• **Problem description**
Select and reproduce each line of the listing below that bears the string "tỉnh".

• **Data records**

........

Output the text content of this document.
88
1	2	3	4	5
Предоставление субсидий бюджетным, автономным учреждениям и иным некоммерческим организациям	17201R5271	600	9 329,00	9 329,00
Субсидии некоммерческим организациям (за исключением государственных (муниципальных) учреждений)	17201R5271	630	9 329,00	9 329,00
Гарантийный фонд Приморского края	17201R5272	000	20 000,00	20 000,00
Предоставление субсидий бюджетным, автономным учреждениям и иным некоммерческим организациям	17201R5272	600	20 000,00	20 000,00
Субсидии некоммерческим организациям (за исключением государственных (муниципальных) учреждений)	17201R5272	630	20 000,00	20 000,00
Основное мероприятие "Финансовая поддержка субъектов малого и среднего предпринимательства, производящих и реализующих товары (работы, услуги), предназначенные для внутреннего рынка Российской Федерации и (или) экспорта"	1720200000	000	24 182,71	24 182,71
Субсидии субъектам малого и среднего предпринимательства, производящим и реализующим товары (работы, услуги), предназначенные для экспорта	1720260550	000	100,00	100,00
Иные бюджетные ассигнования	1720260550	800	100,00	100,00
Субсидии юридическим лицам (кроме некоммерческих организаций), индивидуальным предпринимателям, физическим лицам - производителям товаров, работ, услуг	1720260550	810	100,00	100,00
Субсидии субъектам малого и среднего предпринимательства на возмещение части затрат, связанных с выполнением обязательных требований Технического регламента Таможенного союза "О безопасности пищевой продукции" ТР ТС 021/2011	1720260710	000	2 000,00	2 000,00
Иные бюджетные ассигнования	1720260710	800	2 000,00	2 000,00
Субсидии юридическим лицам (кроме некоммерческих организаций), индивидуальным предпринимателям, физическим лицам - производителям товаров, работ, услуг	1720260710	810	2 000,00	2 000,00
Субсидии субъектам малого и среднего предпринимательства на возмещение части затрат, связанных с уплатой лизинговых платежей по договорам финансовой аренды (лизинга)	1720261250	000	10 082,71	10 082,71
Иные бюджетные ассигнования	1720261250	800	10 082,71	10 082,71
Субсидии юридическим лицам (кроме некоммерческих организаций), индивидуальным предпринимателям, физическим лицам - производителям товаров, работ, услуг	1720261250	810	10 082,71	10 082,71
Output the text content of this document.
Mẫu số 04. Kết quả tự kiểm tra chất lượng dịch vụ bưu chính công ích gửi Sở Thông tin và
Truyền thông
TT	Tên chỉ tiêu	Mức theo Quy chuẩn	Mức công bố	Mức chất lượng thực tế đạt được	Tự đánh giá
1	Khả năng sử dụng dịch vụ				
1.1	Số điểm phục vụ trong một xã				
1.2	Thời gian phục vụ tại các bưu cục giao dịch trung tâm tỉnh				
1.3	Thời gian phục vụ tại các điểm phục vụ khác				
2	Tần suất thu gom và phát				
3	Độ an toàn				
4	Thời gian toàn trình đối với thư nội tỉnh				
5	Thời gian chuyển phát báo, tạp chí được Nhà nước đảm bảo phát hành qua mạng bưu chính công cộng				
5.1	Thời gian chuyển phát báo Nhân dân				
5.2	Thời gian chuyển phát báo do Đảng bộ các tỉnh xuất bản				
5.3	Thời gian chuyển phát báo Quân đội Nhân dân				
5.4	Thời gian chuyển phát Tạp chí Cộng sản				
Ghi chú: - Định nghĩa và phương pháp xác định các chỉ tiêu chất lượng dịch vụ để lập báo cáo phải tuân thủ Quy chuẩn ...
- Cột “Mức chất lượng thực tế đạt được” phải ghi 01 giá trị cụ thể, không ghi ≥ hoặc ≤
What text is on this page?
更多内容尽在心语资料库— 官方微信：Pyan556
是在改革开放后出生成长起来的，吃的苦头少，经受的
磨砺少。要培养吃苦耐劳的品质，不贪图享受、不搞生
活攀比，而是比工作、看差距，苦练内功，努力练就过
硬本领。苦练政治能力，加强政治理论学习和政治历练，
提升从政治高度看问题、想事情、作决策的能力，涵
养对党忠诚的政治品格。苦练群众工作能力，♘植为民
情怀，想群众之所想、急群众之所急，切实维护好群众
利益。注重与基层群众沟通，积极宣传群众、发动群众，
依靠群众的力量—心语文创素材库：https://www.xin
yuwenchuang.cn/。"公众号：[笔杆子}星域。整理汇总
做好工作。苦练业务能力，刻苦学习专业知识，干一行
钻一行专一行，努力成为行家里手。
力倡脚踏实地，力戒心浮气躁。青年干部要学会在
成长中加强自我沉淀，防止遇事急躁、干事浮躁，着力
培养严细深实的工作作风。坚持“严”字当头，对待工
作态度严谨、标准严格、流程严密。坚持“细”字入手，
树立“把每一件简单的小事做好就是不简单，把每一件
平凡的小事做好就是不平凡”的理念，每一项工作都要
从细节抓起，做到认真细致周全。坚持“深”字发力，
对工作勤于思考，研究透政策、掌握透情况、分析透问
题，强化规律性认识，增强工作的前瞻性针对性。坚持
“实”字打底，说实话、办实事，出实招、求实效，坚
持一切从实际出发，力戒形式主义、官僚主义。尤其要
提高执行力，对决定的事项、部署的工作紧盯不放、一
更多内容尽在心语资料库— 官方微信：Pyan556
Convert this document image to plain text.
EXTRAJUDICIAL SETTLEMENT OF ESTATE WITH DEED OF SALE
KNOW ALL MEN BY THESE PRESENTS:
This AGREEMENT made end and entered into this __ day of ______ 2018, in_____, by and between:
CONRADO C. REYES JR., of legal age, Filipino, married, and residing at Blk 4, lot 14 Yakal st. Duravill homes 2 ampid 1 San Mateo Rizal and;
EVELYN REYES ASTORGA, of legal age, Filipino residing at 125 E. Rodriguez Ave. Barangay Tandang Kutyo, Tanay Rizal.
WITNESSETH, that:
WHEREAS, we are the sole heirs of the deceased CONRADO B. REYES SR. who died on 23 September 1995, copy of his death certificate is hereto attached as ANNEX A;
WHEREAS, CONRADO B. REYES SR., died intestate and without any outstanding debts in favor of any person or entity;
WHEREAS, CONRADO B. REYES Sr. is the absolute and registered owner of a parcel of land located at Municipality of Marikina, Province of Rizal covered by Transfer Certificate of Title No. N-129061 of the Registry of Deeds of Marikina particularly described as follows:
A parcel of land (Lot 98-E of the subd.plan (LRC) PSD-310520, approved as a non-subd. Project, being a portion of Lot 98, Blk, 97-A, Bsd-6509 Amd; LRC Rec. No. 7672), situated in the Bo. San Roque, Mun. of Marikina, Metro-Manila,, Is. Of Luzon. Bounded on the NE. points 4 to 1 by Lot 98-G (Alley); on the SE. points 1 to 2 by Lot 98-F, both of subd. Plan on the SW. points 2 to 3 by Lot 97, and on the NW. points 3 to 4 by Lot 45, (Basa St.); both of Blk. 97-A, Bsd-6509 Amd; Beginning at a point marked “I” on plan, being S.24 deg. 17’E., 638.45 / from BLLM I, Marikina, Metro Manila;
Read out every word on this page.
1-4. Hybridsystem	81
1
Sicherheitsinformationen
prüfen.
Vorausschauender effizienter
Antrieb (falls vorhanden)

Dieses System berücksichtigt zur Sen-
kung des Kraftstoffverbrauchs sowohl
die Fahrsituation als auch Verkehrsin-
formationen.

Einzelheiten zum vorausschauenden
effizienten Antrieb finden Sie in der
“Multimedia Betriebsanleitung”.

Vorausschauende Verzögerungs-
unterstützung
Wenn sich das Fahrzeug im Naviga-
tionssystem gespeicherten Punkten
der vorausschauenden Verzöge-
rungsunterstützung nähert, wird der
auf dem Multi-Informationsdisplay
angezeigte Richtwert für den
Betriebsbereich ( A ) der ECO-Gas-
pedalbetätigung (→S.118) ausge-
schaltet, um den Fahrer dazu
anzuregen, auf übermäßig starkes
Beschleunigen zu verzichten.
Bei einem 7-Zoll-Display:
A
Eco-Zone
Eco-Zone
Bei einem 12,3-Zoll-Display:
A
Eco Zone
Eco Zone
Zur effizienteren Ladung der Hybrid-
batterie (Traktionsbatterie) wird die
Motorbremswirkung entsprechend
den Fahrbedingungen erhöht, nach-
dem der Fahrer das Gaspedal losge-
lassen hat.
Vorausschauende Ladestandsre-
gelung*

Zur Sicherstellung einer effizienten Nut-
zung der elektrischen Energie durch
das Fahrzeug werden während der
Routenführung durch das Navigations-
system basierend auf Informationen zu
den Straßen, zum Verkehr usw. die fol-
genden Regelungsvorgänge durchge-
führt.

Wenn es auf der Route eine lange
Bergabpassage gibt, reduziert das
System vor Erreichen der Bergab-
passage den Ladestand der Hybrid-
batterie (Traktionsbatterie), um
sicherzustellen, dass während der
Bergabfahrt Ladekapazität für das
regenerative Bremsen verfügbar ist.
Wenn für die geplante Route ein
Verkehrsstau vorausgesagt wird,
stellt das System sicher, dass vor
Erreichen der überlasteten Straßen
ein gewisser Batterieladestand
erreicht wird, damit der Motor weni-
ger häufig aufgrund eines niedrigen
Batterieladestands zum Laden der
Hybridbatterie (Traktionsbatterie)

........

• **Solved exercise**
1.2	Thời gian phục vụ tại các bưu cục giao dịch trung tâm tỉnh				
4	Thời gian toàn trình đối với thư nội tỉnh				
5.2	Thời gian chuyển phát báo do Đảng bộ các tỉnh xuất bản				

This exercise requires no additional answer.